## Do this
Write out every entry word for word.

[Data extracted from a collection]
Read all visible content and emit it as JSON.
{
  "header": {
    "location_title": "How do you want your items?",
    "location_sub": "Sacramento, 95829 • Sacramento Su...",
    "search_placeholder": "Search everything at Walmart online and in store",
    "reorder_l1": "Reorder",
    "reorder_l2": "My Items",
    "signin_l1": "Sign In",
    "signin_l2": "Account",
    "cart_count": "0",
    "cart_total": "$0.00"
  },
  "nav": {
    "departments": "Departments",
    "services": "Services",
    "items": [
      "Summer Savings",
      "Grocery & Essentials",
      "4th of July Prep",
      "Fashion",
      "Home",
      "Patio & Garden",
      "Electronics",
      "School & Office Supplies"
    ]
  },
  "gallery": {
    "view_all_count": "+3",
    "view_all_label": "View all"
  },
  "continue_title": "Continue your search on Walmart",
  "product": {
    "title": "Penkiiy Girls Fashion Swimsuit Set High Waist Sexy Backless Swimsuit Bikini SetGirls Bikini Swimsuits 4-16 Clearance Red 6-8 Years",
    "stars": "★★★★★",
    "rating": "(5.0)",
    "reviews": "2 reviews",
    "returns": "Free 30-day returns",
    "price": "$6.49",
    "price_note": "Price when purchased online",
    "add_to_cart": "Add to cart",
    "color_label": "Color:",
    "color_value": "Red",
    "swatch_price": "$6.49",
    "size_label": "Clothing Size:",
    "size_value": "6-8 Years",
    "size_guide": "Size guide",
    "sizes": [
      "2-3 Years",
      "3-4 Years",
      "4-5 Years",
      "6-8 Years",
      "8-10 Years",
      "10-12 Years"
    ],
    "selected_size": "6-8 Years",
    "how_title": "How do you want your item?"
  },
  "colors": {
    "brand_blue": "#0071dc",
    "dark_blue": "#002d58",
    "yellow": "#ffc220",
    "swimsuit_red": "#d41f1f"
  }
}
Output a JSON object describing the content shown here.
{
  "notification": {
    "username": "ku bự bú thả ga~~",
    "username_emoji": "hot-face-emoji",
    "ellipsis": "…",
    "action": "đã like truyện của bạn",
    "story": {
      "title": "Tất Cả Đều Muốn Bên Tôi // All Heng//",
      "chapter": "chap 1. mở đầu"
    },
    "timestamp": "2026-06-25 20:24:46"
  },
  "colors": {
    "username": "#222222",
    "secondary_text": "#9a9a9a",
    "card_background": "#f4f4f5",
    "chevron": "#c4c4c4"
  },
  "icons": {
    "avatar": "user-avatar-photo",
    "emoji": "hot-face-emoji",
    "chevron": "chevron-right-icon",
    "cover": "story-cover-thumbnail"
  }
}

## Task solution
Read all visible content and emit it as JSON.
{
  "header": {
    "location_title": "How do you want your items?",
    "location_sub": "Sacramento, 95829 • Sacramento Su...",
    "search_placeholder": "Search everything at Walmart online and in store",
    "reorder_l1": "Reorder",
    "reorder_l2": "My Items",
    "signin_l1": "Sign In",
    "signin_l2": "Account",
    "cart_count": "0",
    "cart_total": "$0.00"
  },
  "nav": {
    "departments": "Departments",
    "services": "Services",
    "items": [
      "Summer Savings",
      "Grocery & Essentials",
      "4th of July Prep",
      "Fashion",
      "Home",
      "Patio & Garden",
      "Electronics",
      "School & Office Supplies"
    ]
  },
  "gallery": {
    "view_all_count": "+3",
    "view_all_label": "View all"
  },
  "continue_title": "Continue your search on Walmart",
  "product": {
    "title": "Penkiiy Girls Fashion Swimsuit Set High Waist Sexy Backless Swimsuit Bikini SetGirls Bikini Swimsuits 4-16 Clearance Red 6-8 Years",
    "stars": "★★★★★",
    "rating": "(5.0)",
    "reviews": "2 reviews",
    "returns": "Free 30-day returns",
    "price": "$6.49",
    "price_note": "Price when purchased online",
    "add_to_cart": "Add to cart",
    "color_label": "Color:",
    "color_value": "Red",
    "swatch_price": "$6.49",
    "size_label": "Clothing Size:",
    "size_value": "6-8 Years",
    "size_guide": "Size guide",
    "sizes": [
      "2-3 Years",
      "3-4 Years",
      "4-5 Years",
      "6-8 Years",
      "8-10 Years",
      "10-12 Years"
    ],
    "selected_size": "6-8 Years",
    "how_title": "How do you want your item?"
  },
  "colors": {
    "brand_blue": "#0071dc",
    "dark_blue": "#002d58",
    "yellow": "#ffc220",
    "swimsuit_red": "#d41f1f"
  }
}
Output a JSON object describing the content shown here.
{
  "notification": {
    "username": "ku bự bú thả ga~~",
    "username_emoji": "hot-face-emoji",
    "ellipsis": "…",
    "action": "đã like truyện của bạn",
    "story": {
      "title": "Tất Cả Đều Muốn Bên Tôi // All Heng//",
      "chapter": "chap 1. mở đầu"
    },
    "timestamp": "2026-06-25 20:24:46"
  },
  "colors": {
    "username": "#222222",
    "secondary_text": "#9a9a9a",
    "card_background": "#f4f4f5",
    "chevron": "#c4c4c4"
  },
  "icons": {
    "avatar": "user-avatar-photo",
    "emoji": "hot-face-emoji",
    "chevron": "chevron-right-icon",
    "cover": "story-cover-thumbnail"
  }
}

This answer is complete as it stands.